─── Material shown
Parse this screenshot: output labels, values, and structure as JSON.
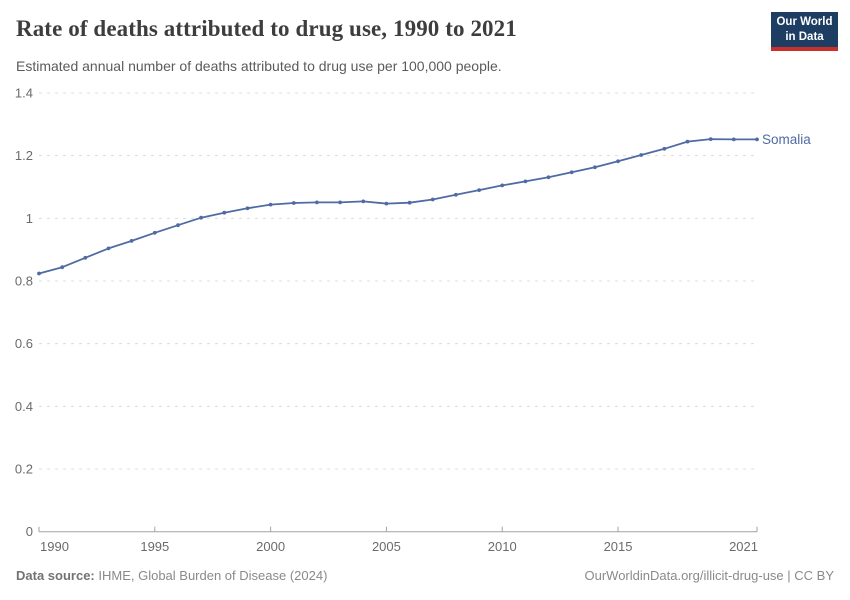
{
  "header": {
    "title": "Rate of deaths attributed to drug use, 1990 to 2021",
    "subtitle": "Estimated annual number of deaths attributed to drug use per 100,000 people.",
    "logo": {
      "line1": "Our World",
      "line2": "in Data",
      "bg_color": "#1d3d63",
      "bar_color": "#c9302c"
    }
  },
  "chart_data": {
    "type": "line",
    "title": "Rate of deaths attributed to drug use, 1990 to 2021",
    "x": [
      1990,
      1991,
      1992,
      1993,
      1994,
      1995,
      1996,
      1997,
      1998,
      1999,
      2000,
      2001,
      2002,
      2003,
      2004,
      2005,
      2006,
      2007,
      2008,
      2009,
      2010,
      2011,
      2012,
      2013,
      2014,
      2015,
      2016,
      2017,
      2018,
      2019,
      2020,
      2021
    ],
    "series": [
      {
        "name": "Somalia",
        "color": "#4f6ba3",
        "values": [
          0.824,
          0.844,
          0.874,
          0.904,
          0.928,
          0.954,
          0.978,
          1.002,
          1.018,
          1.032,
          1.044,
          1.049,
          1.051,
          1.051,
          1.054,
          1.047,
          1.05,
          1.06,
          1.075,
          1.09,
          1.105,
          1.118,
          1.131,
          1.147,
          1.163,
          1.182,
          1.202,
          1.222,
          1.245,
          1.253,
          1.252,
          1.252
        ]
      }
    ],
    "xlabel": "",
    "ylabel": "",
    "xlim": [
      1990,
      2021
    ],
    "ylim": [
      0,
      1.4
    ],
    "x_ticks": [
      1990,
      1995,
      2000,
      2005,
      2010,
      2015,
      2021
    ],
    "y_ticks": [
      0,
      0.2,
      0.4,
      0.6,
      0.8,
      1,
      1.2,
      1.4
    ],
    "grid": "horizontal-dashed",
    "grid_color": "#dcdcdc",
    "axis_color": "#a3a3a3",
    "tick_label_color": "#6b6b6b",
    "legend_position": "end-of-line"
  },
  "footer": {
    "source_label": "Data source:",
    "source_text": " IHME, Global Burden of Disease (2024)",
    "credit": "OurWorldinData.org/illicit-drug-use | CC BY"
  }
}
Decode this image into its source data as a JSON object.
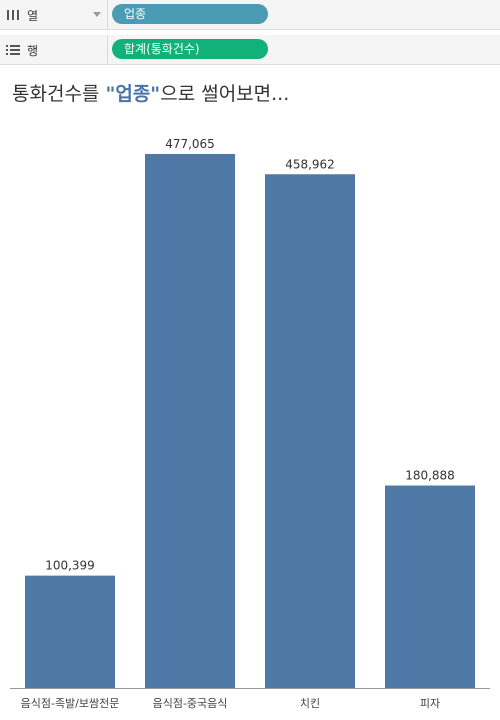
{
  "shelves": {
    "columns": {
      "icon": "columns-shelf-icon",
      "label": "열",
      "pill": "업종",
      "pill_color": "#4a9bb3"
    },
    "rows": {
      "icon": "rows-shelf-icon",
      "label": "행",
      "pill": "합계(통화건수)",
      "pill_color": "#10b27a"
    }
  },
  "title": {
    "prefix": "통화건수를 ",
    "highlight": "\"업종\"",
    "suffix": "으로 썰어보면..."
  },
  "chart_data": {
    "type": "bar",
    "categories": [
      "음식점-족발/보쌈전문",
      "음식점-중국음식",
      "치킨",
      "피자"
    ],
    "values": [
      100399,
      477065,
      458962,
      180888
    ],
    "value_labels": [
      "100,399",
      "477,065",
      "458,962",
      "180,888"
    ],
    "bar_color": "#4e79a7",
    "ylim": [
      0,
      500000
    ],
    "grid": false,
    "legend": "none"
  }
}
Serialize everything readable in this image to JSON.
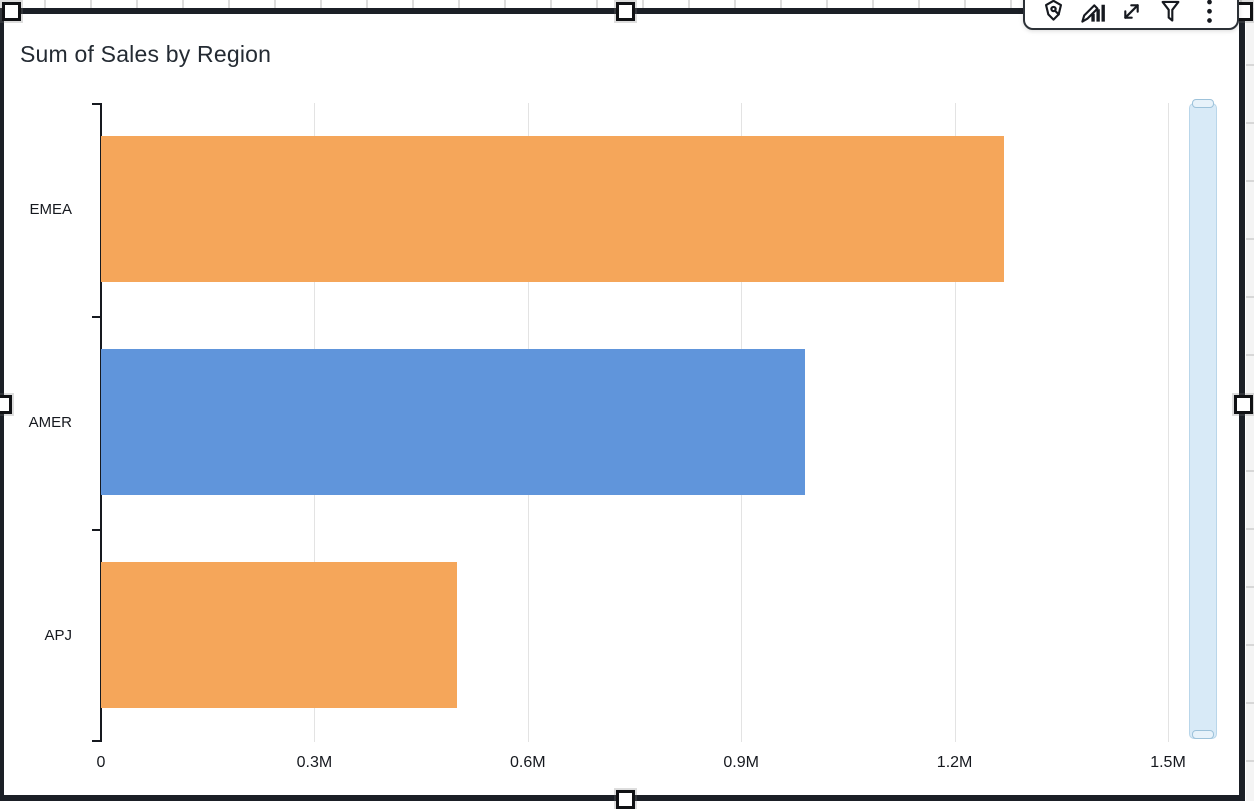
{
  "widget": {
    "title": "Sum of Sales by Region",
    "state": "selected",
    "toolbar": {
      "icons": [
        "pen-nib-icon",
        "edit-chart-icon",
        "resize-arrows-icon",
        "filter-funnel-icon",
        "menu-dots-icon"
      ]
    }
  },
  "colors": {
    "selection_border": "#1b1f26",
    "axis": "#16191f",
    "gridline": "#e3e3e3",
    "bar_orange": "#F5A65A",
    "bar_blue": "#6095DB",
    "scrollbar_track": "#d8eaf7",
    "scrollbar_border": "#b9d6ea"
  },
  "chart_data": {
    "type": "bar",
    "orientation": "horizontal",
    "title": "Sum of Sales by Region",
    "categories": [
      "EMEA",
      "AMER",
      "APJ"
    ],
    "values": [
      1270000,
      990000,
      500000
    ],
    "bar_colors": [
      "#F5A65A",
      "#6095DB",
      "#F5A65A"
    ],
    "xlabel": "",
    "ylabel": "",
    "xlim": [
      0,
      1500000
    ],
    "x_ticks": [
      {
        "value": 0,
        "label": "0"
      },
      {
        "value": 300000,
        "label": "0.3M"
      },
      {
        "value": 600000,
        "label": "0.6M"
      },
      {
        "value": 900000,
        "label": "0.9M"
      },
      {
        "value": 1200000,
        "label": "1.2M"
      },
      {
        "value": 1500000,
        "label": "1.5M"
      }
    ],
    "grid": "vertical",
    "legend": "none"
  }
}
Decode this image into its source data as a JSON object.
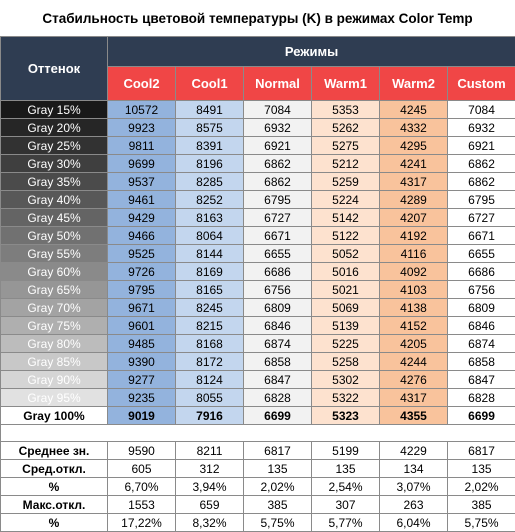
{
  "title": "Стабильность цветовой температуры (K) в режимах Color Temp",
  "header": {
    "shade_label": "Оттенок",
    "modes_label": "Режимы",
    "modes": [
      "Cool2",
      "Cool1",
      "Normal",
      "Warm1",
      "Warm2",
      "Custom"
    ]
  },
  "rows": [
    {
      "label": "Gray 15%",
      "values": [
        "10572",
        "8491",
        "7084",
        "5353",
        "4245",
        "7084"
      ]
    },
    {
      "label": "Gray 20%",
      "values": [
        "9923",
        "8575",
        "6932",
        "5262",
        "4332",
        "6932"
      ]
    },
    {
      "label": "Gray 25%",
      "values": [
        "9811",
        "8391",
        "6921",
        "5275",
        "4295",
        "6921"
      ]
    },
    {
      "label": "Gray 30%",
      "values": [
        "9699",
        "8196",
        "6862",
        "5212",
        "4241",
        "6862"
      ]
    },
    {
      "label": "Gray 35%",
      "values": [
        "9537",
        "8285",
        "6862",
        "5259",
        "4317",
        "6862"
      ]
    },
    {
      "label": "Gray 40%",
      "values": [
        "9461",
        "8252",
        "6795",
        "5224",
        "4289",
        "6795"
      ]
    },
    {
      "label": "Gray 45%",
      "values": [
        "9429",
        "8163",
        "6727",
        "5142",
        "4207",
        "6727"
      ]
    },
    {
      "label": "Gray 50%",
      "values": [
        "9466",
        "8064",
        "6671",
        "5122",
        "4192",
        "6671"
      ]
    },
    {
      "label": "Gray 55%",
      "values": [
        "9525",
        "8144",
        "6655",
        "5052",
        "4116",
        "6655"
      ]
    },
    {
      "label": "Gray 60%",
      "values": [
        "9726",
        "8169",
        "6686",
        "5016",
        "4092",
        "6686"
      ]
    },
    {
      "label": "Gray 65%",
      "values": [
        "9795",
        "8165",
        "6756",
        "5021",
        "4103",
        "6756"
      ]
    },
    {
      "label": "Gray 70%",
      "values": [
        "9671",
        "8245",
        "6809",
        "5069",
        "4138",
        "6809"
      ]
    },
    {
      "label": "Gray 75%",
      "values": [
        "9601",
        "8215",
        "6846",
        "5139",
        "4152",
        "6846"
      ]
    },
    {
      "label": "Gray 80%",
      "values": [
        "9485",
        "8168",
        "6874",
        "5225",
        "4205",
        "6874"
      ]
    },
    {
      "label": "Gray 85%",
      "values": [
        "9390",
        "8172",
        "6858",
        "5258",
        "4244",
        "6858"
      ]
    },
    {
      "label": "Gray 90%",
      "values": [
        "9277",
        "8124",
        "6847",
        "5302",
        "4276",
        "6847"
      ]
    },
    {
      "label": "Gray 95%",
      "values": [
        "9235",
        "8055",
        "6828",
        "5322",
        "4317",
        "6828"
      ]
    },
    {
      "label": "Gray 100%",
      "values": [
        "9019",
        "7916",
        "6699",
        "5323",
        "4355",
        "6699"
      ]
    }
  ],
  "stats": [
    {
      "label": "Среднее зн.",
      "values": [
        "9590",
        "8211",
        "6817",
        "5199",
        "4229",
        "6817"
      ]
    },
    {
      "label": "Сред.откл.",
      "values": [
        "605",
        "312",
        "135",
        "135",
        "134",
        "135"
      ]
    },
    {
      "label": "%",
      "values": [
        "6,70%",
        "3,94%",
        "2,02%",
        "2,54%",
        "3,07%",
        "2,02%"
      ]
    },
    {
      "label": "Макс.откл.",
      "values": [
        "1553",
        "659",
        "385",
        "307",
        "263",
        "385"
      ]
    },
    {
      "label": "%",
      "values": [
        "17,22%",
        "8,32%",
        "5,75%",
        "5,77%",
        "6,04%",
        "5,75%"
      ]
    }
  ],
  "colors": {
    "header_dark": "#2f3d52",
    "header_red": "#f04646",
    "cool2_bg": "#93b3dd",
    "cool1_bg": "#c3d6ee",
    "normal_bg": "#f2f2f2",
    "warm1_bg": "#fde2cf",
    "warm2_bg": "#f9c39c"
  }
}
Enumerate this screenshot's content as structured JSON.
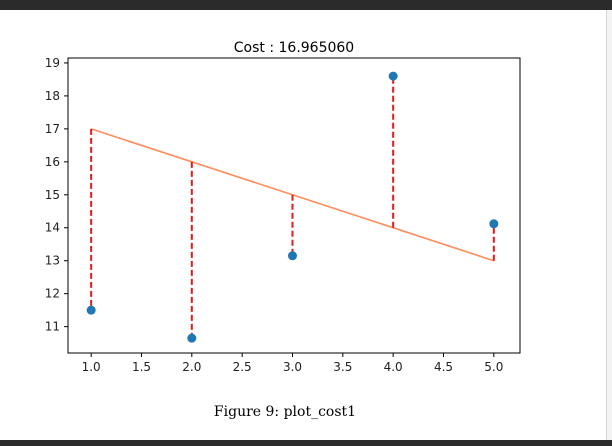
{
  "caption": "Figure 9: plot_cost1",
  "chart_data": {
    "type": "scatter",
    "title": "Cost : 16.965060",
    "xlabel": "",
    "ylabel": "",
    "xlim": [
      0.77,
      5.26
    ],
    "ylim": [
      10.2,
      19.15
    ],
    "x_ticks": [
      1.0,
      1.5,
      2.0,
      2.5,
      3.0,
      3.5,
      4.0,
      4.5,
      5.0
    ],
    "y_ticks": [
      11,
      12,
      13,
      14,
      15,
      16,
      17,
      18,
      19
    ],
    "points": [
      {
        "x": 1,
        "y": 11.5
      },
      {
        "x": 2,
        "y": 10.65
      },
      {
        "x": 3,
        "y": 13.15
      },
      {
        "x": 4,
        "y": 18.6
      },
      {
        "x": 5,
        "y": 14.12
      }
    ],
    "fit_line": {
      "x": [
        1,
        5
      ],
      "y": [
        17,
        13
      ]
    },
    "colors": {
      "points": "#1f77b4",
      "fit_line": "#ff8c5a",
      "residuals": "#e8191a"
    },
    "grid": false
  }
}
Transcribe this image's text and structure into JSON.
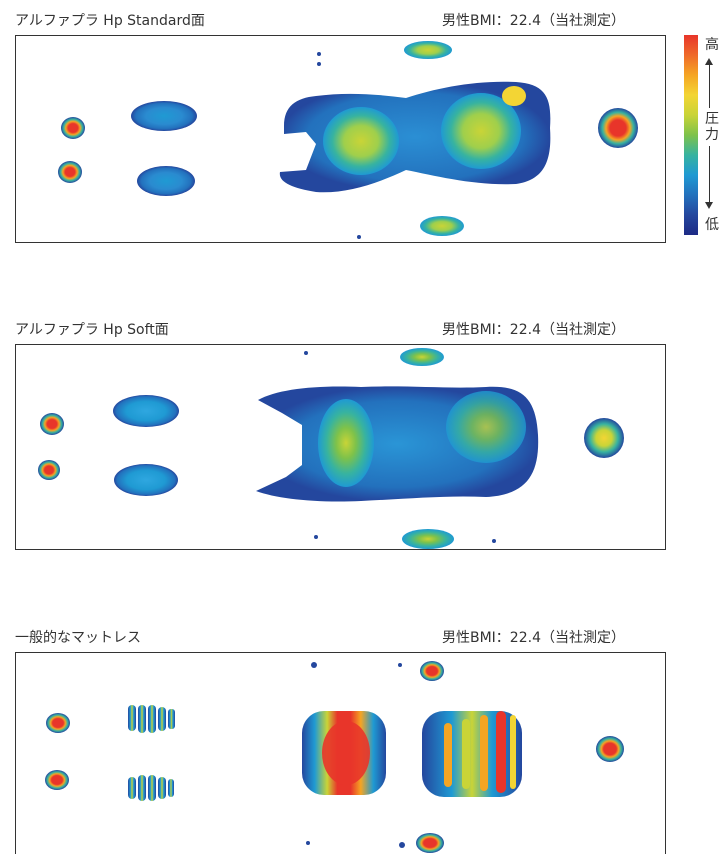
{
  "panels": [
    {
      "title": "アルファプラ Hp Standard面",
      "note": "男性BMI：22.4（当社測定）"
    },
    {
      "title": "アルファプラ Hp Soft面",
      "note": "男性BMI：22.4（当社測定）"
    },
    {
      "title": "一般的なマットレス",
      "note": "男性BMI：22.4（当社測定）"
    }
  ],
  "legend": {
    "high": "高",
    "label_top": "圧",
    "label_bottom": "力",
    "low": "低",
    "colors": [
      "#e8352a",
      "#ef6a2a",
      "#f5a523",
      "#f3d534",
      "#c9d437",
      "#7ec24a",
      "#37b3a0",
      "#1f9ad3",
      "#2371bd",
      "#24479e",
      "#1d2a85"
    ]
  }
}
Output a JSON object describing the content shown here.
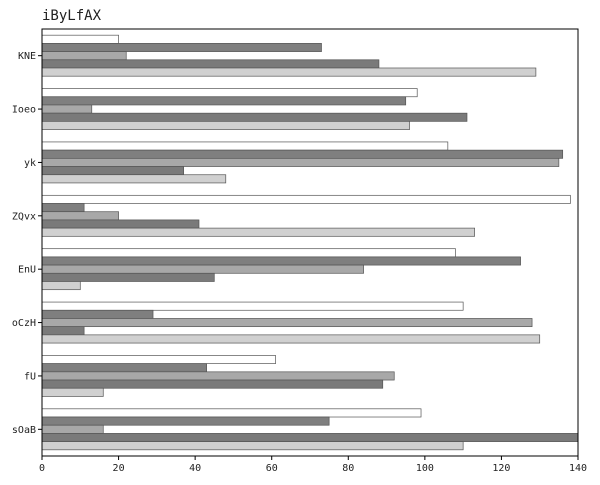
{
  "chart_data": {
    "type": "bar",
    "orientation": "horizontal",
    "title": "iByLfAX",
    "xlabel": "",
    "ylabel": "",
    "xlim": [
      0,
      140
    ],
    "x_ticks": [
      0,
      20,
      40,
      60,
      80,
      100,
      120,
      140
    ],
    "grid": false,
    "legend": "none",
    "categories": [
      "KNE",
      "Ioeo",
      "yk",
      "ZQvx",
      "EnU",
      "oCzH",
      "fU",
      "sOaB"
    ],
    "series": [
      {
        "color": "#ffffff",
        "values": [
          20,
          98,
          106,
          138,
          108,
          110,
          61,
          99
        ]
      },
      {
        "color": "#7f7f7f",
        "values": [
          73,
          95,
          136,
          11,
          125,
          29,
          43,
          75
        ]
      },
      {
        "color": "#a8a8a8",
        "values": [
          22,
          13,
          135,
          20,
          84,
          128,
          92,
          16
        ]
      },
      {
        "color": "#7a7a7a",
        "values": [
          88,
          111,
          37,
          41,
          45,
          11,
          89,
          140
        ]
      },
      {
        "color": "#d0d0d0",
        "values": [
          129,
          96,
          48,
          113,
          10,
          130,
          16,
          110
        ]
      }
    ]
  }
}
──────
# Aim
Search the records for the word "JSON" and copy every line where it occurs.

# Complete response
Parse this screenshot: output labels, values, and structure as JSON.
Decode this image into its source data as a JSON object.
Serialize everything readable in this image to JSON.
Decode this image into its source data as a JSON object.
Enumerate this screenshot's content as structured JSON.
Transcribe this image's text and structure into JSON.
Output a JSON object describing the content shown here.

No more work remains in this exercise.